### Your instructions
Return each line of the records holding the string "JSON".
# START OF Dataset extract
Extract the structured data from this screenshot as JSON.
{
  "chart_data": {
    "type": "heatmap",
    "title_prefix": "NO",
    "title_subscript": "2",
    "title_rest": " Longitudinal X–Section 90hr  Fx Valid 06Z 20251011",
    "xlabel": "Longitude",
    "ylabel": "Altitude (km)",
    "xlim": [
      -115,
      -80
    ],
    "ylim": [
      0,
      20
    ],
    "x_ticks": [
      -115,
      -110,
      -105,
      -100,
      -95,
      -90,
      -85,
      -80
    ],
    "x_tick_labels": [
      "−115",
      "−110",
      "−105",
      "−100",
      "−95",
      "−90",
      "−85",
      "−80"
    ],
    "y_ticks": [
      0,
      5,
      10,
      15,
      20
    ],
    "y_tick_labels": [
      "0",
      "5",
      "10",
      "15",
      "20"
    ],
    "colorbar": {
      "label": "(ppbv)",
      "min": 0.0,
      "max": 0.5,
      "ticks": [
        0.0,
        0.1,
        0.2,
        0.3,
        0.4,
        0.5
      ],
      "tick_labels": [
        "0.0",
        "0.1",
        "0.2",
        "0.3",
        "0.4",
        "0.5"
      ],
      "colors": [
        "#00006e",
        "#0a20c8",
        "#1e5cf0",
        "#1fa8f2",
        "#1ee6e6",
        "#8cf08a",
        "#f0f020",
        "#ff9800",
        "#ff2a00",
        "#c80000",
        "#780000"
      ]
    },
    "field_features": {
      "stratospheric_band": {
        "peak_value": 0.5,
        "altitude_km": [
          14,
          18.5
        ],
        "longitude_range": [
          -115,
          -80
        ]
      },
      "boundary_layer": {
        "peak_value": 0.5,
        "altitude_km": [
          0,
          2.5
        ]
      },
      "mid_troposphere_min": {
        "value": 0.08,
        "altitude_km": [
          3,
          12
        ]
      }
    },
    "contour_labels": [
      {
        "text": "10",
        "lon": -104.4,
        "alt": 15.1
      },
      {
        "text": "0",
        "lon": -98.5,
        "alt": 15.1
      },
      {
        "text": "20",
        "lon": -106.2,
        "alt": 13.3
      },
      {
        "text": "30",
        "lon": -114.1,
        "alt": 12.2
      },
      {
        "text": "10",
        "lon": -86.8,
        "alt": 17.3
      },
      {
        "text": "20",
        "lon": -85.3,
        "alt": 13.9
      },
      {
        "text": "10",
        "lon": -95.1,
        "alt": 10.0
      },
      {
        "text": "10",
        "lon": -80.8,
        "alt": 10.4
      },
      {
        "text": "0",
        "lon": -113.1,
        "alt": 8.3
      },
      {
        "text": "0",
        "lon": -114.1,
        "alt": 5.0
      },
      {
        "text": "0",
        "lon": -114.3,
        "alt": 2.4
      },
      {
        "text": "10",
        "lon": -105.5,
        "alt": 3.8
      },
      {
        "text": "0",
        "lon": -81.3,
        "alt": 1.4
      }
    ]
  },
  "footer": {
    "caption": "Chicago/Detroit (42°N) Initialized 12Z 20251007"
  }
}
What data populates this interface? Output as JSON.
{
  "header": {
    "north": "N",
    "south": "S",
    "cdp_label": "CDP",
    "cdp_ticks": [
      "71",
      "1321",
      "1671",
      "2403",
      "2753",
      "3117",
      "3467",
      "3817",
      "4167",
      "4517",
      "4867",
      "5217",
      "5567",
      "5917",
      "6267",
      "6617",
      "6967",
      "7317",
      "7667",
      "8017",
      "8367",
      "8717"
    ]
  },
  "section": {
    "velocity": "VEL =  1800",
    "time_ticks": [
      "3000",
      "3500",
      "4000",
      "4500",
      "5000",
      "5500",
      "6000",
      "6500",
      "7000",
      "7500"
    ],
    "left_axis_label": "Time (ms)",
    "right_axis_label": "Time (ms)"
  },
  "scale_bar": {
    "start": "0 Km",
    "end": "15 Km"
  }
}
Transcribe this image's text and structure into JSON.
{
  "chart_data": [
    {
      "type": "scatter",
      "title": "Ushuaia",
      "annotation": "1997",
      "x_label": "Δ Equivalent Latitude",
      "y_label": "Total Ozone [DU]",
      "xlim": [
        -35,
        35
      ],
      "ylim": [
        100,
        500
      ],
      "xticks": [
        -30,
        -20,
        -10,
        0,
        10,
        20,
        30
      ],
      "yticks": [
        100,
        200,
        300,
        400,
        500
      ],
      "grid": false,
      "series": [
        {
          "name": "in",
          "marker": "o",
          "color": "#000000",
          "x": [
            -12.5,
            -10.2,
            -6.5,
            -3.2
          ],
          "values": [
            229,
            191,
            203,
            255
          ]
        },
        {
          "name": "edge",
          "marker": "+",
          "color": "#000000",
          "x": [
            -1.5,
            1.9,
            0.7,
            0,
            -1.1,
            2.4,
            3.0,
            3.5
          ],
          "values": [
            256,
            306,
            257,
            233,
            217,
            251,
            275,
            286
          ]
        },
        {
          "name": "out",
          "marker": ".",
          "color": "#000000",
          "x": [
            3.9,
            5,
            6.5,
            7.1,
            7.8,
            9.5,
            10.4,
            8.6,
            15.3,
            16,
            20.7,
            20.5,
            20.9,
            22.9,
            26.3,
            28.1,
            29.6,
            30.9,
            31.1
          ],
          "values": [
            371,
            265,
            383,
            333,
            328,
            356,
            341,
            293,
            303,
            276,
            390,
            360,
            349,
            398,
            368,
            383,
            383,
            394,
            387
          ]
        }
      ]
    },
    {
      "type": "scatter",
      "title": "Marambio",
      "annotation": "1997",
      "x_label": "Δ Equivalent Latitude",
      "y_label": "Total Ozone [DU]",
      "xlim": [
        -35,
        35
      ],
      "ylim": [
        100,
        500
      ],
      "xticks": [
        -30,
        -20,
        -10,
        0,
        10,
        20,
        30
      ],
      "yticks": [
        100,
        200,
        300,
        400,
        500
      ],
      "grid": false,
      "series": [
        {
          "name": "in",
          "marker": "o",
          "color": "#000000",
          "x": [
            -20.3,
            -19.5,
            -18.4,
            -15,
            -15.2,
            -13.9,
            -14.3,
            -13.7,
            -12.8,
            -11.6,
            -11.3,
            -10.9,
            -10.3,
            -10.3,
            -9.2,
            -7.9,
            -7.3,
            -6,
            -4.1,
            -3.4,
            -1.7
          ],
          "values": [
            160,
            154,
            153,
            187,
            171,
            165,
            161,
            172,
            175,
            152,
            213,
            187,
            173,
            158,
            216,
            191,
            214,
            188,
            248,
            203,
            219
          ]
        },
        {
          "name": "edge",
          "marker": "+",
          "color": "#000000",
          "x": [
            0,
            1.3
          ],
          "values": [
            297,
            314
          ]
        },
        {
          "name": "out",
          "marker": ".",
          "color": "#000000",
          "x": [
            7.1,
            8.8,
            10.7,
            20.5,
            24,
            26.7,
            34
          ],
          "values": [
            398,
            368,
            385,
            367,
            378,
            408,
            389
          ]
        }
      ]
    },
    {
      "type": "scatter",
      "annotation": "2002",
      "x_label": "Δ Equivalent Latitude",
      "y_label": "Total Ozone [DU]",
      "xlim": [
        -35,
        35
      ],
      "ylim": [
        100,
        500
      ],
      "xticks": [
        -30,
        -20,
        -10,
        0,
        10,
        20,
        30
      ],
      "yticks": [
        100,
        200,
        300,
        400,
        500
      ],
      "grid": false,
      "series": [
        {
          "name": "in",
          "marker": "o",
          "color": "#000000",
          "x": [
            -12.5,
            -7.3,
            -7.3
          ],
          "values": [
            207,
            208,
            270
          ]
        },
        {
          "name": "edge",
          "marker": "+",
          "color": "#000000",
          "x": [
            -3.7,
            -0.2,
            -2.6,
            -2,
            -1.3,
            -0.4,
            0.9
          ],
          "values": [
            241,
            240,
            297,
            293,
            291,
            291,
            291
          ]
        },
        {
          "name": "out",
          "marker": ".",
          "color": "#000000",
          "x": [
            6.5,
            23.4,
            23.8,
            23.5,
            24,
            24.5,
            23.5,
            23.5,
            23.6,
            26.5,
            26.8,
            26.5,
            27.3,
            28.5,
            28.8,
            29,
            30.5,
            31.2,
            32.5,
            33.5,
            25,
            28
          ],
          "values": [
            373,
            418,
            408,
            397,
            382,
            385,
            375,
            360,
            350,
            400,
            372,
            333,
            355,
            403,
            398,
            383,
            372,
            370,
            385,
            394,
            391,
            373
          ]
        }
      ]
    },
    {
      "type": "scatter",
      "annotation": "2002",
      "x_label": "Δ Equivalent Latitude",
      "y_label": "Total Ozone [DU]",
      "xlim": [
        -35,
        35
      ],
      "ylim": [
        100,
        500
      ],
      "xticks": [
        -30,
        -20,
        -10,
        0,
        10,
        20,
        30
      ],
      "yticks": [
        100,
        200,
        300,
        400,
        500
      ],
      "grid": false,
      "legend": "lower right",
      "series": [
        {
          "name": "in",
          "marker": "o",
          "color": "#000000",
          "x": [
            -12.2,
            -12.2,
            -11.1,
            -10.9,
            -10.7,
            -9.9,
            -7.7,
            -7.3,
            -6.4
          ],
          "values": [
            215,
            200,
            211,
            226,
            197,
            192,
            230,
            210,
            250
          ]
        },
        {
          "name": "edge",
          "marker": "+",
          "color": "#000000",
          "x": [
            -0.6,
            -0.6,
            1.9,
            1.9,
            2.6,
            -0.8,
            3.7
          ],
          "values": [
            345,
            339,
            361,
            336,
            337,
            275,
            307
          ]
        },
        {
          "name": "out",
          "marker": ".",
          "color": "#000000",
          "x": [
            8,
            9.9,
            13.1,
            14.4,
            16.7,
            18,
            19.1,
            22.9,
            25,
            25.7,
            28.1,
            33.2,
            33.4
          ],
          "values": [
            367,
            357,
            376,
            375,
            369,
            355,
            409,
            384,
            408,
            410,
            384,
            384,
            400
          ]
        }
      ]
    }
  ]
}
# END OF Dataset extract
### Worked solution
Extract the structured data from this screenshot as JSON.
What data populates this interface? Output as JSON.
Transcribe this image's text and structure into JSON.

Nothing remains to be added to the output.